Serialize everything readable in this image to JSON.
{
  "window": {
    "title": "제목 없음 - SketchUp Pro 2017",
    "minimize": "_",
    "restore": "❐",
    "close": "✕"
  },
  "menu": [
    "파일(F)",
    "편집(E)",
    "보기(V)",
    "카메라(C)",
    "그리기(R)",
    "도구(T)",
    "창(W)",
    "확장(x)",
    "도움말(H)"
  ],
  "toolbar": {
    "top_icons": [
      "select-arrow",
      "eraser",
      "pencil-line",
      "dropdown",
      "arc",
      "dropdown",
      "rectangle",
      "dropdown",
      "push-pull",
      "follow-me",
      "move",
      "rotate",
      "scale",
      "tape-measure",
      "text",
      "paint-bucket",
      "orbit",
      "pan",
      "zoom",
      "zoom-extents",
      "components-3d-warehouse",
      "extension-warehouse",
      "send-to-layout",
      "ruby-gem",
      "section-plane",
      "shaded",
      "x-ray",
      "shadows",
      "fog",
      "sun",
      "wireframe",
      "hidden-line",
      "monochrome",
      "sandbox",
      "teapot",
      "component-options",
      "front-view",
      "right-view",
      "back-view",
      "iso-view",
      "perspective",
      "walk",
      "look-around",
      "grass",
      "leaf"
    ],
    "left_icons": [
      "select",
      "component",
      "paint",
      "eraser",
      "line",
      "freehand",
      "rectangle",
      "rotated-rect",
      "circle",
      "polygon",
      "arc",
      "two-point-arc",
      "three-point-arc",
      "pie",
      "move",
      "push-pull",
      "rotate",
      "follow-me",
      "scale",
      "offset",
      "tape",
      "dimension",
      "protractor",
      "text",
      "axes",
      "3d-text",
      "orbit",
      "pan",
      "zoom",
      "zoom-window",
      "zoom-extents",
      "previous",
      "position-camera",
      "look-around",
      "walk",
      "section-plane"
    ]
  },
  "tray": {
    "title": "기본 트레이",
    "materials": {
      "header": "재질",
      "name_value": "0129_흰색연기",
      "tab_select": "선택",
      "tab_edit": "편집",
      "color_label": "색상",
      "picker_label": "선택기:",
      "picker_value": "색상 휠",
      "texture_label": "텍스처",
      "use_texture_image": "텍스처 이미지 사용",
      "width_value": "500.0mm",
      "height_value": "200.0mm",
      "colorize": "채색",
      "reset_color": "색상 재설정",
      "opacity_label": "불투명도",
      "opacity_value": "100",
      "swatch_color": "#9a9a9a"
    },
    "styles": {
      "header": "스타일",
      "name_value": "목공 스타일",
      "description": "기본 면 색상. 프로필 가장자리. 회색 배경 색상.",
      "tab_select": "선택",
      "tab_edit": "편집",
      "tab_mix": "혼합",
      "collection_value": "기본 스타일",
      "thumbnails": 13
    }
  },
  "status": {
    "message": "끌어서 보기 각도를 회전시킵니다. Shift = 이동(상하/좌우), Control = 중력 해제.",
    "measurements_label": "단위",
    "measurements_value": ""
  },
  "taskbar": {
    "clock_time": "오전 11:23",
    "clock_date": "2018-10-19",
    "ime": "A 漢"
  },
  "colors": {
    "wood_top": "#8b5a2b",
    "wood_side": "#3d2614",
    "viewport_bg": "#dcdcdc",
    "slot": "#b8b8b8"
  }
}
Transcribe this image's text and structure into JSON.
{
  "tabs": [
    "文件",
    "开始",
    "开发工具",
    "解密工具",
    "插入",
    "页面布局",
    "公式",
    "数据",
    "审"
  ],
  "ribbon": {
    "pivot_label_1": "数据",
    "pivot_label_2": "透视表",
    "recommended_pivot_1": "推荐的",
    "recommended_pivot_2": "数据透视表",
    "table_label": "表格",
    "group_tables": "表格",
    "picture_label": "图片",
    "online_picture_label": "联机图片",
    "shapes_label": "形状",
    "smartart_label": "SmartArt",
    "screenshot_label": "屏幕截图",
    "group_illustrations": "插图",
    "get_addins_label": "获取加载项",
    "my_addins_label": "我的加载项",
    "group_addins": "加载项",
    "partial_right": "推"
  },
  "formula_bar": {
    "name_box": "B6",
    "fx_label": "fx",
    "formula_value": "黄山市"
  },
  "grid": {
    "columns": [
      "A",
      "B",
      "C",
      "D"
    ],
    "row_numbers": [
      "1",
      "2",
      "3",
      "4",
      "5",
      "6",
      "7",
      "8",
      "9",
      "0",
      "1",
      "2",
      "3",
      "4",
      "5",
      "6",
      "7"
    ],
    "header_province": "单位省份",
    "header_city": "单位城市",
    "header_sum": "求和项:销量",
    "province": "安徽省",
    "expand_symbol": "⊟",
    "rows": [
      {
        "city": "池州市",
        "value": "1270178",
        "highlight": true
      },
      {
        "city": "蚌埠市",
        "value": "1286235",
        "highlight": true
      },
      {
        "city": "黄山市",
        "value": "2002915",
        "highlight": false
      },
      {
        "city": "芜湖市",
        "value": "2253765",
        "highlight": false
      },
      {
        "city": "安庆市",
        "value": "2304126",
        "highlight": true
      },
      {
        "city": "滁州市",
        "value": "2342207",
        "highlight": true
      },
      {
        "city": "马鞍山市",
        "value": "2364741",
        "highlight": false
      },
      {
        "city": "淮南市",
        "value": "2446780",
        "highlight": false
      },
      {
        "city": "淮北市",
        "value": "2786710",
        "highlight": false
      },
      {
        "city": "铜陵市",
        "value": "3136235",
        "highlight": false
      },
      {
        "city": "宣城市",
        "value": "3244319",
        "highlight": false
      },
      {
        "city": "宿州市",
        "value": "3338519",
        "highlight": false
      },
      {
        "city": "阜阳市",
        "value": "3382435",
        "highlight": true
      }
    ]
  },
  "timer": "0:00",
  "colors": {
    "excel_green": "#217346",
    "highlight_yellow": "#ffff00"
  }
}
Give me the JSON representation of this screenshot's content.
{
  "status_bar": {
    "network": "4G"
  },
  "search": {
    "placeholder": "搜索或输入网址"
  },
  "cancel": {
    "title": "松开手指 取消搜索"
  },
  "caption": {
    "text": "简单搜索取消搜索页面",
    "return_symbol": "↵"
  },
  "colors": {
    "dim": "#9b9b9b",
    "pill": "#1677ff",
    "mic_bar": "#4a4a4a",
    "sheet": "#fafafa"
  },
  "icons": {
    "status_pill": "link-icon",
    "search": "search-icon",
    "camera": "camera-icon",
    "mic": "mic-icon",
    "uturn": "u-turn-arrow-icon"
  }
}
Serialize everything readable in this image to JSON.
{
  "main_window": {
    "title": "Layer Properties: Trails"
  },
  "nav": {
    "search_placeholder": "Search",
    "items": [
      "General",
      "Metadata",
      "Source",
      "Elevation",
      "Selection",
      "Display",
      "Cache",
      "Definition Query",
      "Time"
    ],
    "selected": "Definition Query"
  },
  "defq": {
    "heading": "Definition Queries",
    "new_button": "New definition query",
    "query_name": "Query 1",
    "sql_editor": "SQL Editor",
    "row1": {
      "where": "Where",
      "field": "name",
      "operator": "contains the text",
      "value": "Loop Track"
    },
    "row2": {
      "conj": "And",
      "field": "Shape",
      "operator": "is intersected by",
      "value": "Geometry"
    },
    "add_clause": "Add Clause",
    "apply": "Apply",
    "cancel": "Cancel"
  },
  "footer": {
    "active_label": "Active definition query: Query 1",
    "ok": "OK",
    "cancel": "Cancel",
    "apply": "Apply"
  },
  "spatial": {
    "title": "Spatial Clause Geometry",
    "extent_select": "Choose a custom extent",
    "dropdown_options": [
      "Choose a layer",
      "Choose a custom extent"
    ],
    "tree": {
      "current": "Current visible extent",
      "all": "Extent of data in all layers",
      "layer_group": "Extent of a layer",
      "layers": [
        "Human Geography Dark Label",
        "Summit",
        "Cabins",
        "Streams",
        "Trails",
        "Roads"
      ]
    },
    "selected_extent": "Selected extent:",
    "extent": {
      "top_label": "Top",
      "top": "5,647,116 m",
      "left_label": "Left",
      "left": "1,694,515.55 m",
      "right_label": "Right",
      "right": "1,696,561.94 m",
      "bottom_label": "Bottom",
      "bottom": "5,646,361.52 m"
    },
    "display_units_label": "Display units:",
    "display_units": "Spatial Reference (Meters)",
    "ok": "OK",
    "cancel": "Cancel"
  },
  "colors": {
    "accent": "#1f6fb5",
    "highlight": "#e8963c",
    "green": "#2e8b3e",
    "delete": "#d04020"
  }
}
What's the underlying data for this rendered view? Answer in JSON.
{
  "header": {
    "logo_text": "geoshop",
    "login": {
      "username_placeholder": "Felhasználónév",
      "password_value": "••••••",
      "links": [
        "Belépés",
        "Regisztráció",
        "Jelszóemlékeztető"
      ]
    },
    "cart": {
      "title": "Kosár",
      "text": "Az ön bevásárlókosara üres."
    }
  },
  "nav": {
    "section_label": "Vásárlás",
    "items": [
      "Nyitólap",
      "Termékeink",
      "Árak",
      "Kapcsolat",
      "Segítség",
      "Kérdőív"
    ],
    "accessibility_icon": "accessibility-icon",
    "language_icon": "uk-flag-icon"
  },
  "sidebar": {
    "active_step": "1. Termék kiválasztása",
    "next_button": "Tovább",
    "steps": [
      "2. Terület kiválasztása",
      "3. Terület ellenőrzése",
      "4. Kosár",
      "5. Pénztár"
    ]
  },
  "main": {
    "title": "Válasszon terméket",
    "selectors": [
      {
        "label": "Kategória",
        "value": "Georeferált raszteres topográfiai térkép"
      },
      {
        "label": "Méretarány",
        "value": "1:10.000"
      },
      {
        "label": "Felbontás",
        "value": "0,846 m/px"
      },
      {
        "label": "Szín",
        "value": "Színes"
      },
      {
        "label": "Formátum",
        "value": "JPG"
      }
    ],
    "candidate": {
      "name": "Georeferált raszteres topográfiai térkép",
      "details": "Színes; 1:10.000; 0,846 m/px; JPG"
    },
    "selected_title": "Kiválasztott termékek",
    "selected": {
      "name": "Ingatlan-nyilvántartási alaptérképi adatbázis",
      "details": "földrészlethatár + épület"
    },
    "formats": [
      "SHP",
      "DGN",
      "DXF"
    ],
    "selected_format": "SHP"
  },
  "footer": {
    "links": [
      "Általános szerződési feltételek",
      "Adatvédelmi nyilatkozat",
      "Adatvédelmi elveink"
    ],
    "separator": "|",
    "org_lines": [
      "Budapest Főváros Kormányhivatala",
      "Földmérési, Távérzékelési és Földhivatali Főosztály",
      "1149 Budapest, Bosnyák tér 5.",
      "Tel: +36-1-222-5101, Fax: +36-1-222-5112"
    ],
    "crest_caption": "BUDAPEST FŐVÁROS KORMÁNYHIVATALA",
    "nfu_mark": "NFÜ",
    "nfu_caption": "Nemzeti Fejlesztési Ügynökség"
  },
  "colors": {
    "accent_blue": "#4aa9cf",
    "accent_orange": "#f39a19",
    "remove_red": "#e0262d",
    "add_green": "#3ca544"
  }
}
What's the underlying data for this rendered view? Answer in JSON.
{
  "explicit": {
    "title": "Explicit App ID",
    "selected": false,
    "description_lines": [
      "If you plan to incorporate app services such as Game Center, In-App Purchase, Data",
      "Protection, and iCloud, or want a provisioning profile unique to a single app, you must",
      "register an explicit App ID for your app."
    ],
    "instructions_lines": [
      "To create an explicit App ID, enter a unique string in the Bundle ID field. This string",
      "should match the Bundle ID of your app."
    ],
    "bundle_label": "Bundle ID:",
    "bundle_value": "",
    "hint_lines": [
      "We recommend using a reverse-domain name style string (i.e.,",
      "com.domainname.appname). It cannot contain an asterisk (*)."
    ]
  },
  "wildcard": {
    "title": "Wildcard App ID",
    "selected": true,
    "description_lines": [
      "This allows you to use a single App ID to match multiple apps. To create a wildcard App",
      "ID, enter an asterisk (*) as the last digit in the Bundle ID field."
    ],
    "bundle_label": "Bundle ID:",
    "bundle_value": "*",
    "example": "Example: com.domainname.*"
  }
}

+ + + +

• **Short exercise**
Count each line with "Geometry" in it and report that figure by itself.

• **Complete response**
2